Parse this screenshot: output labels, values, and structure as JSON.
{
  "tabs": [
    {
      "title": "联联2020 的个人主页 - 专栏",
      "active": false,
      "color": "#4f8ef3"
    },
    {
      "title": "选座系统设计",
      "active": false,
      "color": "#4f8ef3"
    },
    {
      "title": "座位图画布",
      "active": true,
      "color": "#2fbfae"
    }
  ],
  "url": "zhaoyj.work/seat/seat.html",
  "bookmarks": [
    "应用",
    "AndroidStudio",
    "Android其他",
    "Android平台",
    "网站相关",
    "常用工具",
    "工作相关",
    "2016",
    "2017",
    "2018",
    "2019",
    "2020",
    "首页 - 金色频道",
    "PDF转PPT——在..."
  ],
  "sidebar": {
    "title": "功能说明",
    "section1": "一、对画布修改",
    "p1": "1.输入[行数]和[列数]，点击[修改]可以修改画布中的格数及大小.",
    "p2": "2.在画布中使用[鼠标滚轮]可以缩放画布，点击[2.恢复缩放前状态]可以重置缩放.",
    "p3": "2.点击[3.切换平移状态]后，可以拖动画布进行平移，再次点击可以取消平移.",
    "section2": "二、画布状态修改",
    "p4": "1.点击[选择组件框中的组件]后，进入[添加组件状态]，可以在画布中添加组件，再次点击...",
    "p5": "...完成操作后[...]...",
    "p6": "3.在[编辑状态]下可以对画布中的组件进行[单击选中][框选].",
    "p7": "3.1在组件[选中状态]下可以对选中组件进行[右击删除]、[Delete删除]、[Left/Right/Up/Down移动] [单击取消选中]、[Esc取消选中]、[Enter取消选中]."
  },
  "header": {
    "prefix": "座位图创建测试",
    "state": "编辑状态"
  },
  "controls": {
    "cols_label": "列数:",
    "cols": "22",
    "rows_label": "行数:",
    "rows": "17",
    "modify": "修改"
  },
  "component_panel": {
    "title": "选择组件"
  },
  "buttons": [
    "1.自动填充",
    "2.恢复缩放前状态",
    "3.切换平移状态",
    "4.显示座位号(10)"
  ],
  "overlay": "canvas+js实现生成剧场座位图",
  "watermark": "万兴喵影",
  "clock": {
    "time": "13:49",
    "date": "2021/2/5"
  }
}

————

● Set problem: Scan the material for lines with the word "title", and copy each line you find.

● Response to this task:
      "title": "联联2020 的个人主页 - 专栏",
      "title": "选座系统设计",
      "title": "座位图画布",
    "title": "功能说明",
    "title": "选择组件"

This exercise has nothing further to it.